• To do: What you return must match the listing below exactly.

◇ ◇ ◇ ◇ ◇ ◇ ◇

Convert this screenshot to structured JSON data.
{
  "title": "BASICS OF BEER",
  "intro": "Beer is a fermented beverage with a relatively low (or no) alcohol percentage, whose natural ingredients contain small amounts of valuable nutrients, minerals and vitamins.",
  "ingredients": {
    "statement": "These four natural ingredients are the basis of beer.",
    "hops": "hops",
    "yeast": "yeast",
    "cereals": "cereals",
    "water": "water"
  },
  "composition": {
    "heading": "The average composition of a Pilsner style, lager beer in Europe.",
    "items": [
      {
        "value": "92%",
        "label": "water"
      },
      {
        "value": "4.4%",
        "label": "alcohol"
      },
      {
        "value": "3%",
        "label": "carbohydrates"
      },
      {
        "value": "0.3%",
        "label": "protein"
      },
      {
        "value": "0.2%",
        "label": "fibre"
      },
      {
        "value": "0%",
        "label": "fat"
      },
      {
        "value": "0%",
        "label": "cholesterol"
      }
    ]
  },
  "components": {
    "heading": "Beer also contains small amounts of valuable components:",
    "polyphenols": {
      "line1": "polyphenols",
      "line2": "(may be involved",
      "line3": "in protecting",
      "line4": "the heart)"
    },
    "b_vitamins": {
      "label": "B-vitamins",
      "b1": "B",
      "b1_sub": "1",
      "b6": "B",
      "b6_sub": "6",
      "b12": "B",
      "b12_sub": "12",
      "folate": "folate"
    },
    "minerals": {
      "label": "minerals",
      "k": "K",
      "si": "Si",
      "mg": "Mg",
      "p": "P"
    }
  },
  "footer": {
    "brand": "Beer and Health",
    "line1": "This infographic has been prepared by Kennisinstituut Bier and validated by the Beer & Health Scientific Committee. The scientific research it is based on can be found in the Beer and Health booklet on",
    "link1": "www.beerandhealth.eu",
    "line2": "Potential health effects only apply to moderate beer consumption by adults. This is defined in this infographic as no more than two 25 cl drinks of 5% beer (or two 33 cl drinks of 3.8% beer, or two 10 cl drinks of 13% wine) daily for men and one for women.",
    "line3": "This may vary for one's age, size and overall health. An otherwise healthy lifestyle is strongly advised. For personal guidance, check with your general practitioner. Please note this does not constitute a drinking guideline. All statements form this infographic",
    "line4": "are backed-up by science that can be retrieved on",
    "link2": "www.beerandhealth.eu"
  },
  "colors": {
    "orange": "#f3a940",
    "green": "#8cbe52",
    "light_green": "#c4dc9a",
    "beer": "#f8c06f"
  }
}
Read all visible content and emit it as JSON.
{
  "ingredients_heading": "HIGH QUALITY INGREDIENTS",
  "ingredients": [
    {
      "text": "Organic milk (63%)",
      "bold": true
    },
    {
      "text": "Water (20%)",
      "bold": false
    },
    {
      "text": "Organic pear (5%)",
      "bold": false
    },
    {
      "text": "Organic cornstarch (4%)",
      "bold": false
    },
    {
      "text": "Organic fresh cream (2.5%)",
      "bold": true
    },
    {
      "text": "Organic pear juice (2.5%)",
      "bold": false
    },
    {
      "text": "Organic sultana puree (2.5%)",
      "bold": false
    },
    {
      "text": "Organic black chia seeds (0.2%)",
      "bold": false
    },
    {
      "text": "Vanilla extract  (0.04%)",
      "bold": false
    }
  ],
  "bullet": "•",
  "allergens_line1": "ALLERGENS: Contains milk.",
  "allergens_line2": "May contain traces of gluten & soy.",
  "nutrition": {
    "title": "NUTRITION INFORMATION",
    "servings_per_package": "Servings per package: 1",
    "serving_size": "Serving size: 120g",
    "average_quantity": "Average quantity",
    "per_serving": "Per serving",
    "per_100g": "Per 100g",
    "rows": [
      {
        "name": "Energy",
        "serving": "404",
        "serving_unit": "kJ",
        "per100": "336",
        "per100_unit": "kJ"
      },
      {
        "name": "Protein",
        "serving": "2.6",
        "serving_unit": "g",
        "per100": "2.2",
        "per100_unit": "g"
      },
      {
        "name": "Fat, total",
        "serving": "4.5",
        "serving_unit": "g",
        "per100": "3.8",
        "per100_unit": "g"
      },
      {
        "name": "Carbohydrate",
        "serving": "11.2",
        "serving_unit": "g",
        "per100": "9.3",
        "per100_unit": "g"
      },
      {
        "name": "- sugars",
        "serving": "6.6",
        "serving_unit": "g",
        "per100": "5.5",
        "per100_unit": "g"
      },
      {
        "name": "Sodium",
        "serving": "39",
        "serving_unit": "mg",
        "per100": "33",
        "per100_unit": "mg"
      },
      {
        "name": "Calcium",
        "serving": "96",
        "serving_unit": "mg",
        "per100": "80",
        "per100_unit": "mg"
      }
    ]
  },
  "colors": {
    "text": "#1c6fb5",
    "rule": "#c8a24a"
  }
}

◇ ◇ ◇ ◇ ◇ ◇ ◇

• Reply to the task:
Convert this screenshot to structured JSON data.
{
  "title": "BASICS OF BEER",
  "intro": "Beer is a fermented beverage with a relatively low (or no) alcohol percentage, whose natural ingredients contain small amounts of valuable nutrients, minerals and vitamins.",
  "ingredients": {
    "statement": "These four natural ingredients are the basis of beer.",
    "hops": "hops",
    "yeast": "yeast",
    "cereals": "cereals",
    "water": "water"
  },
  "composition": {
    "heading": "The average composition of a Pilsner style, lager beer in Europe.",
    "items": [
      {
        "value": "92%",
        "label": "water"
      },
      {
        "value": "4.4%",
        "label": "alcohol"
      },
      {
        "value": "3%",
        "label": "carbohydrates"
      },
      {
        "value": "0.3%",
        "label": "protein"
      },
      {
        "value": "0.2%",
        "label": "fibre"
      },
      {
        "value": "0%",
        "label": "fat"
      },
      {
        "value": "0%",
        "label": "cholesterol"
      }
    ]
  },
  "components": {
    "heading": "Beer also contains small amounts of valuable components:",
    "polyphenols": {
      "line1": "polyphenols",
      "line2": "(may be involved",
      "line3": "in protecting",
      "line4": "the heart)"
    },
    "b_vitamins": {
      "label": "B-vitamins",
      "b1": "B",
      "b1_sub": "1",
      "b6": "B",
      "b6_sub": "6",
      "b12": "B",
      "b12_sub": "12",
      "folate": "folate"
    },
    "minerals": {
      "label": "minerals",
      "k": "K",
      "si": "Si",
      "mg": "Mg",
      "p": "P"
    }
  },
  "footer": {
    "brand": "Beer and Health",
    "line1": "This infographic has been prepared by Kennisinstituut Bier and validated by the Beer & Health Scientific Committee. The scientific research it is based on can be found in the Beer and Health booklet on",
    "link1": "www.beerandhealth.eu",
    "line2": "Potential health effects only apply to moderate beer consumption by adults. This is defined in this infographic as no more than two 25 cl drinks of 5% beer (or two 33 cl drinks of 3.8% beer, or two 10 cl drinks of 13% wine) daily for men and one for women.",
    "line3": "This may vary for one's age, size and overall health. An otherwise healthy lifestyle is strongly advised. For personal guidance, check with your general practitioner. Please note this does not constitute a drinking guideline. All statements form this infographic",
    "line4": "are backed-up by science that can be retrieved on",
    "link2": "www.beerandhealth.eu"
  },
  "colors": {
    "orange": "#f3a940",
    "green": "#8cbe52",
    "light_green": "#c4dc9a",
    "beer": "#f8c06f"
  }
}
Read all visible content and emit it as JSON.
{
  "ingredients_heading": "HIGH QUALITY INGREDIENTS",
  "ingredients": [
    {
      "text": "Organic milk (63%)",
      "bold": true
    },
    {
      "text": "Water (20%)",
      "bold": false
    },
    {
      "text": "Organic pear (5%)",
      "bold": false
    },
    {
      "text": "Organic cornstarch (4%)",
      "bold": false
    },
    {
      "text": "Organic fresh cream (2.5%)",
      "bold": true
    },
    {
      "text": "Organic pear juice (2.5%)",
      "bold": false
    },
    {
      "text": "Organic sultana puree (2.5%)",
      "bold": false
    },
    {
      "text": "Organic black chia seeds (0.2%)",
      "bold": false
    },
    {
      "text": "Vanilla extract  (0.04%)",
      "bold": false
    }
  ],
  "bullet": "•",
  "allergens_line1": "ALLERGENS: Contains milk.",
  "allergens_line2": "May contain traces of gluten & soy.",
  "nutrition": {
    "title": "NUTRITION INFORMATION",
    "servings_per_package": "Servings per package: 1",
    "serving_size": "Serving size: 120g",
    "average_quantity": "Average quantity",
    "per_serving": "Per serving",
    "per_100g": "Per 100g",
    "rows": [
      {
        "name": "Energy",
        "serving": "404",
        "serving_unit": "kJ",
        "per100": "336",
        "per100_unit": "kJ"
      },
      {
        "name": "Protein",
        "serving": "2.6",
        "serving_unit": "g",
        "per100": "2.2",
        "per100_unit": "g"
      },
      {
        "name": "Fat, total",
        "serving": "4.5",
        "serving_unit": "g",
        "per100": "3.8",
        "per100_unit": "g"
      },
      {
        "name": "Carbohydrate",
        "serving": "11.2",
        "serving_unit": "g",
        "per100": "9.3",
        "per100_unit": "g"
      },
      {
        "name": "- sugars",
        "serving": "6.6",
        "serving_unit": "g",
        "per100": "5.5",
        "per100_unit": "g"
      },
      {
        "name": "Sodium",
        "serving": "39",
        "serving_unit": "mg",
        "per100": "33",
        "per100_unit": "mg"
      },
      {
        "name": "Calcium",
        "serving": "96",
        "serving_unit": "mg",
        "per100": "80",
        "per100_unit": "mg"
      }
    ]
  },
  "colors": {
    "text": "#1c6fb5",
    "rule": "#c8a24a"
  }
}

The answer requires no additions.